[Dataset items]
++++++

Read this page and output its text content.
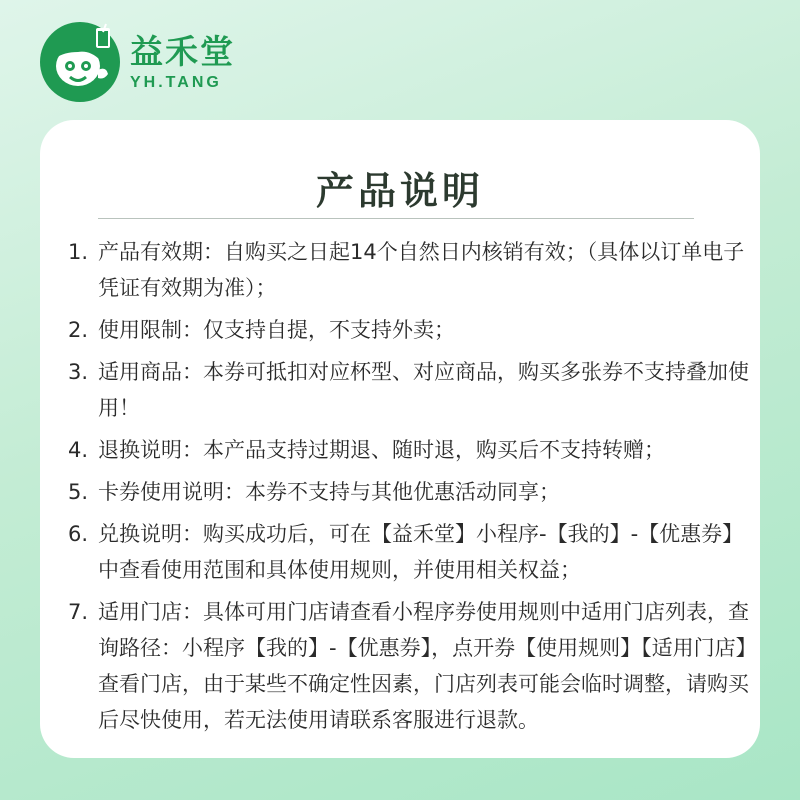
益禾堂
YH.TANG
产品说明
1. 产品有效期：自购买之日起14个自然日内核销有效；（具体以订单电子凭证有效期为准）；
2. 使用限制：仅支持自提，不支持外卖；
3. 适用商品：本券可抵扣对应杯型、对应商品，购买多张券不支持叠加使用！
4. 退换说明：本产品支持过期退、随时退，购买后不支持转赠；
5. 卡券使用说明：本券不支持与其他优惠活动同享；
6. 兑换说明：购买成功后，可在【益禾堂】小程序-【我的】-【优惠券】中查看使用范围和具体使用规则，并使用相关权益；
7. 适用门店：具体可用门店请查看小程序券使用规则中适用门店列表，查询路径：小程序【我的】-【优惠券】，点开券【使用规则】【适用门店】查看门店，由于某些不确定性因素，门店列表可能会临时调整，请购买后尽快使用，若无法使用请联系客服进行退款。
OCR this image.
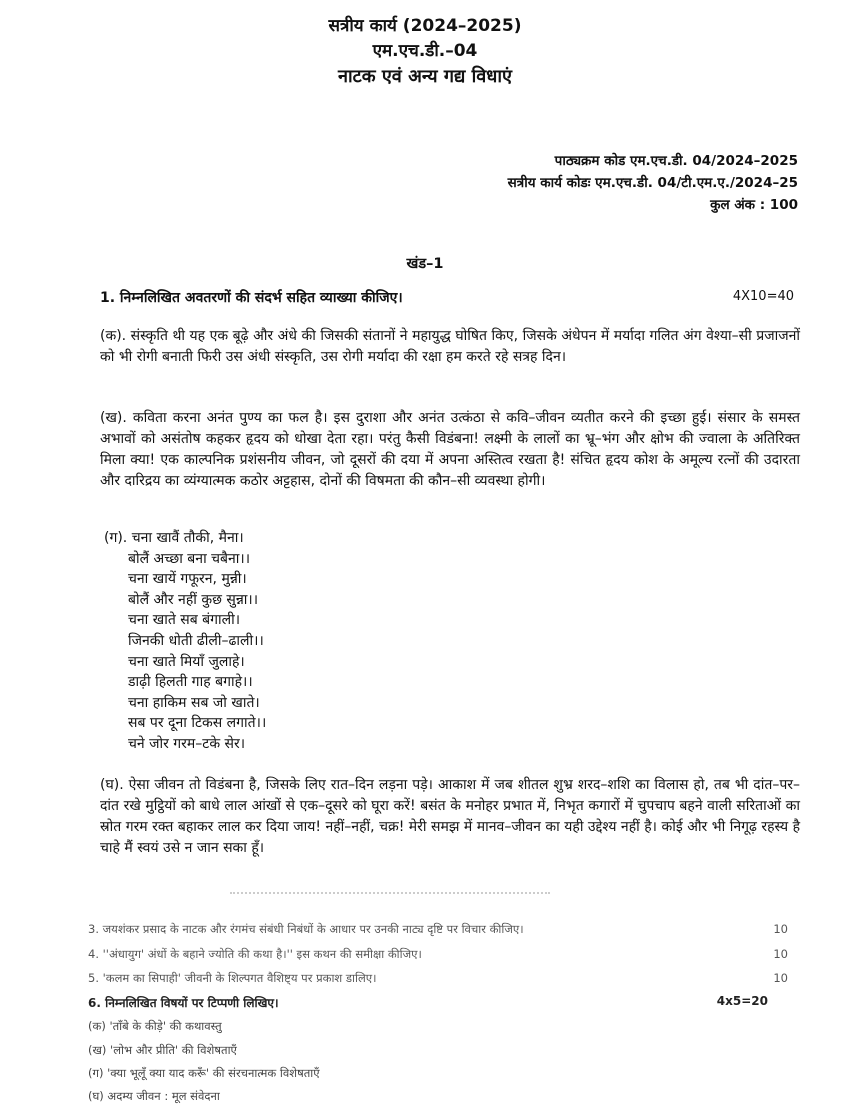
सत्रीय कार्य (2024–2025)
एम.एच.डी.–04
नाटक एवं अन्य गद्य विधाएं
पाठ्यक्रम कोड एम.एच.डी. 04/2024–2025
सत्रीय कार्य कोडः एम.एच.डी. 04/टी.एम.ए./2024–25
कुल अंक : 100
खंड–1
1. निम्नलिखित अवतरणों की संदर्भ सहित व्याख्या कीजिए।	4X10=40
(क). संस्कृति थी यह एक बूढ़े और अंधे की जिसकी संतानों ने महायुद्ध घोषित किए, जिसके अंधेपन में मर्यादा गलित अंग वेश्या–सी प्रजाजनों को भी रोगी बनाती फिरी उस अंधी संस्कृति, उस रोगी मर्यादा की रक्षा हम करते रहे सत्रह दिन।
(ख). कविता करना अनंत पुण्य का फल है। इस दुराशा और अनंत उत्कंठा से कवि–जीवन व्यतीत करने की इच्छा हुई। संसार के समस्त अभावों को असंतोष कहकर हृदय को धोखा देता रहा। परंतु कैसी विडंबना! लक्ष्मी के लालों का भ्रू–भंग और क्षोभ की ज्वाला के अतिरिक्त मिला क्या! एक काल्पनिक प्रशंसनीय जीवन, जो दूसरों की दया में अपना अस्तित्व रखता है! संचित हृदय कोश के अमूल्य रत्नों की उदारता और दारिद्रय का व्यंग्यात्मक कठोर अट्टहास, दोनों की विषमता की कौन–सी व्यवस्था होगी।
(ग). चना खावैं तौकी, मैना।
बोलैं अच्छा बना चबैना।।
चना खायें गफूरन, मुन्नी।
बोलैं और नहीं कुछ सुन्ना।।
चना खाते सब बंगाली।
जिनकी धोती ढीली–ढाली।।
चना खाते मियाँ जुलाहे।
डाढ़ी हिलती गाह बगाहे।।
चना हाकिम सब जो खाते।
सब पर दूना टिकस लगाते।।
चने जोर गरम–टके सेर।
(घ). ऐसा जीवन तो विडंबना है, जिसके लिए रात–दिन लड़ना पड़े। आकाश में जब शीतल शुभ्र शरद–शशि का विलास हो, तब भी दांत–पर–दांत रखे मुट्ठियों को बाधे लाल आंखों से एक–दूसरे को घूरा करें! बसंत के मनोहर प्रभात में, निभृत कगारों में चुपचाप बहने वाली सरिताओं का स्रोत गरम रक्त बहाकर लाल कर दिया जाय! नहीं–नहीं, चक्र! मेरी समझ में मानव–जीवन का यही उद्देश्य नहीं है। कोई और भी निगूढ़ रहस्य है चाहे मैं स्वयं उसे न जान सका हूँ।
3. जयशंकर प्रसाद के नाटक और रंगमंच संबंधी निबंधों के आधार पर उनकी नाट्य दृष्टि पर विचार कीजिए।	10
4. ''अंधायुग' अंधों के बहाने ज्योति की कथा है।'' इस कथन की समीक्षा कीजिए।	10
5. 'कलम का सिपाही' जीवनी के शिल्पगत वैशिष्ट्य पर प्रकाश डालिए।	10
6. निम्नलिखित विषयों पर टिप्पणी लिखिए।	4x5=20
(क) 'ताँबे के कीड़े' की कथावस्तु
(ख) 'लोभ और प्रीति' की विशेषताएँ
(ग) 'क्या भूलूँ क्या याद करूँ' की संरचनात्मक विशेषताएँ
(घ) अदम्य जीवन : मूल संवेदना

++++++

Task instructions:
From the line containing "OCR this image." through the last line of the material above, write out each line exactly, leaving aside all pictures.

Final result:
OCR this image.
सत्रीय कार्य (2024–2025)
एम.एच.डी.–04
नाटक एवं अन्य गद्य विधाएं
पाठ्यक्रम कोड एम.एच.डी. 04/2024–2025
सत्रीय कार्य कोडः एम.एच.डी. 04/टी.एम.ए./2024–25
कुल अंक : 100
खंड–1
1. निम्नलिखित अवतरणों की संदर्भ सहित व्याख्या कीजिए।	4X10=40
(क). संस्कृति थी यह एक बूढ़े और अंधे की जिसकी संतानों ने महायुद्ध घोषित किए, जिसके अंधेपन में मर्यादा गलित अंग वेश्या–सी प्रजाजनों को भी रोगी बनाती फिरी उस अंधी संस्कृति, उस रोगी मर्यादा की रक्षा हम करते रहे सत्रह दिन।
(ख). कविता करना अनंत पुण्य का फल है। इस दुराशा और अनंत उत्कंठा से कवि–जीवन व्यतीत करने की इच्छा हुई। संसार के समस्त अभावों को असंतोष कहकर हृदय को धोखा देता रहा। परंतु कैसी विडंबना! लक्ष्मी के लालों का भ्रू–भंग और क्षोभ की ज्वाला के अतिरिक्त मिला क्या! एक काल्पनिक प्रशंसनीय जीवन, जो दूसरों की दया में अपना अस्तित्व रखता है! संचित हृदय कोश के अमूल्य रत्नों की उदारता और दारिद्रय का व्यंग्यात्मक कठोर अट्टहास, दोनों की विषमता की कौन–सी व्यवस्था होगी।
(ग). चना खावैं तौकी, मैना।
बोलैं अच्छा बना चबैना।।
चना खायें गफूरन, मुन्नी।
बोलैं और नहीं कुछ सुन्ना।।
चना खाते सब बंगाली।
जिनकी धोती ढीली–ढाली।।
चना खाते मियाँ जुलाहे।
डाढ़ी हिलती गाह बगाहे।।
चना हाकिम सब जो खाते।
सब पर दूना टिकस लगाते।।
चने जोर गरम–टके सेर।
(घ). ऐसा जीवन तो विडंबना है, जिसके लिए रात–दिन लड़ना पड़े। आकाश में जब शीतल शुभ्र शरद–शशि का विलास हो, तब भी दांत–पर–दांत रखे मुट्ठियों को बाधे लाल आंखों से एक–दूसरे को घूरा करें! बसंत के मनोहर प्रभात में, निभृत कगारों में चुपचाप बहने वाली सरिताओं का स्रोत गरम रक्त बहाकर लाल कर दिया जाय! नहीं–नहीं, चक्र! मेरी समझ में मानव–जीवन का यही उद्देश्य नहीं है। कोई और भी निगूढ़ रहस्य है चाहे मैं स्वयं उसे न जान सका हूँ।
3. जयशंकर प्रसाद के नाटक और रंगमंच संबंधी निबंधों के आधार पर उनकी नाट्य दृष्टि पर विचार कीजिए।	10
4. ''अंधायुग' अंधों के बहाने ज्योति की कथा है।'' इस कथन की समीक्षा कीजिए।	10
5. 'कलम का सिपाही' जीवनी के शिल्पगत वैशिष्ट्य पर प्रकाश डालिए।	10
6. निम्नलिखित विषयों पर टिप्पणी लिखिए।	4x5=20
(क) 'ताँबे के कीड़े' की कथावस्तु
(ख) 'लोभ और प्रीति' की विशेषताएँ
(ग) 'क्या भूलूँ क्या याद करूँ' की संरचनात्मक विशेषताएँ
(घ) अदम्य जीवन : मूल संवेदना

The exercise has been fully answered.